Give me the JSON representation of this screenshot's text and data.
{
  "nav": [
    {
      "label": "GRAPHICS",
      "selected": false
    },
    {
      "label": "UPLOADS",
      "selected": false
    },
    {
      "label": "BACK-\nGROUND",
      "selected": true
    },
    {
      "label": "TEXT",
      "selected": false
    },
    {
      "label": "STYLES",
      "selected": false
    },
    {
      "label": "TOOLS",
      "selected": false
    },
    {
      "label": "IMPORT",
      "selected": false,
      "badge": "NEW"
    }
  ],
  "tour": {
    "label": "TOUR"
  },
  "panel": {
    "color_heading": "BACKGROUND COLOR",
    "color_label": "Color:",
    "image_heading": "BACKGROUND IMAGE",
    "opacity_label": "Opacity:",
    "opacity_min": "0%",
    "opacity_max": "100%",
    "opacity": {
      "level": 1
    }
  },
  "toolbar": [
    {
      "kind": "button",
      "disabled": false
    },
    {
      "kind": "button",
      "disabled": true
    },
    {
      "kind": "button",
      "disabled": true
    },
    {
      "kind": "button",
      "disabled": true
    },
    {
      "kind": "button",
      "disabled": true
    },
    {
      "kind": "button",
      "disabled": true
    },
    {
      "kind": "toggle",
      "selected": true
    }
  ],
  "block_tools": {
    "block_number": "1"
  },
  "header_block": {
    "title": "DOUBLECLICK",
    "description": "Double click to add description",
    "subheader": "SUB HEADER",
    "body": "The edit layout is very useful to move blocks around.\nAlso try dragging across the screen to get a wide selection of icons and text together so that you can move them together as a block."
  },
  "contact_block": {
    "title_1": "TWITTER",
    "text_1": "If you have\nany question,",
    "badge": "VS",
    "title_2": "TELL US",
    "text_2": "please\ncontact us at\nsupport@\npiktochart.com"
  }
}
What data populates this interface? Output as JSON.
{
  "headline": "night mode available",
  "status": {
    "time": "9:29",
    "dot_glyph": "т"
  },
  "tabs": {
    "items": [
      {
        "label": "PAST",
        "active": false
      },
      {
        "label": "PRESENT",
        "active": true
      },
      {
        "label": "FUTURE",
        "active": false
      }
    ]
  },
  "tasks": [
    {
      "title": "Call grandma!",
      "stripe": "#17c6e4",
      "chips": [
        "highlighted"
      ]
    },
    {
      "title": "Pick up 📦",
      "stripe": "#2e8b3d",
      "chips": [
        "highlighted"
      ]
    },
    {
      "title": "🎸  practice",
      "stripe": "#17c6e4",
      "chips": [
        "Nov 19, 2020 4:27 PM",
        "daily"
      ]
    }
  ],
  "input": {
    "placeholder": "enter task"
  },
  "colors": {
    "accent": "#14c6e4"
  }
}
——————
→ EXERCISE TASK: Print the material once more, exactly.

→ EXERCISE RESPONSE:
Give me the JSON representation of this screenshot's text and data.
{
  "nav": [
    {
      "label": "GRAPHICS",
      "selected": false
    },
    {
      "label": "UPLOADS",
      "selected": false
    },
    {
      "label": "BACK-\nGROUND",
      "selected": true
    },
    {
      "label": "TEXT",
      "selected": false
    },
    {
      "label": "STYLES",
      "selected": false
    },
    {
      "label": "TOOLS",
      "selected": false
    },
    {
      "label": "IMPORT",
      "selected": false,
      "badge": "NEW"
    }
  ],
  "tour": {
    "label": "TOUR"
  },
  "panel": {
    "color_heading": "BACKGROUND COLOR",
    "color_label": "Color:",
    "image_heading": "BACKGROUND IMAGE",
    "opacity_label": "Opacity:",
    "opacity_min": "0%",
    "opacity_max": "100%",
    "opacity": {
      "level": 1
    }
  },
  "toolbar": [
    {
      "kind": "button",
      "disabled": false
    },
    {
      "kind": "button",
      "disabled": true
    },
    {
      "kind": "button",
      "disabled": true
    },
    {
      "kind": "button",
      "disabled": true
    },
    {
      "kind": "button",
      "disabled": true
    },
    {
      "kind": "button",
      "disabled": true
    },
    {
      "kind": "toggle",
      "selected": true
    }
  ],
  "block_tools": {
    "block_number": "1"
  },
  "header_block": {
    "title": "DOUBLECLICK",
    "description": "Double click to add description",
    "subheader": "SUB HEADER",
    "body": "The edit layout is very useful to move blocks around.\nAlso try dragging across the screen to get a wide selection of icons and text together so that you can move them together as a block."
  },
  "contact_block": {
    "title_1": "TWITTER",
    "text_1": "If you have\nany question,",
    "badge": "VS",
    "title_2": "TELL US",
    "text_2": "please\ncontact us at\nsupport@\npiktochart.com"
  }
}
What data populates this interface? Output as JSON.
{
  "headline": "night mode available",
  "status": {
    "time": "9:29",
    "dot_glyph": "т"
  },
  "tabs": {
    "items": [
      {
        "label": "PAST",
        "active": false
      },
      {
        "label": "PRESENT",
        "active": true
      },
      {
        "label": "FUTURE",
        "active": false
      }
    ]
  },
  "tasks": [
    {
      "title": "Call grandma!",
      "stripe": "#17c6e4",
      "chips": [
        "highlighted"
      ]
    },
    {
      "title": "Pick up 📦",
      "stripe": "#2e8b3d",
      "chips": [
        "highlighted"
      ]
    },
    {
      "title": "🎸  practice",
      "stripe": "#17c6e4",
      "chips": [
        "Nov 19, 2020 4:27 PM",
        "daily"
      ]
    }
  ],
  "input": {
    "placeholder": "enter task"
  },
  "colors": {
    "accent": "#14c6e4"
  }
}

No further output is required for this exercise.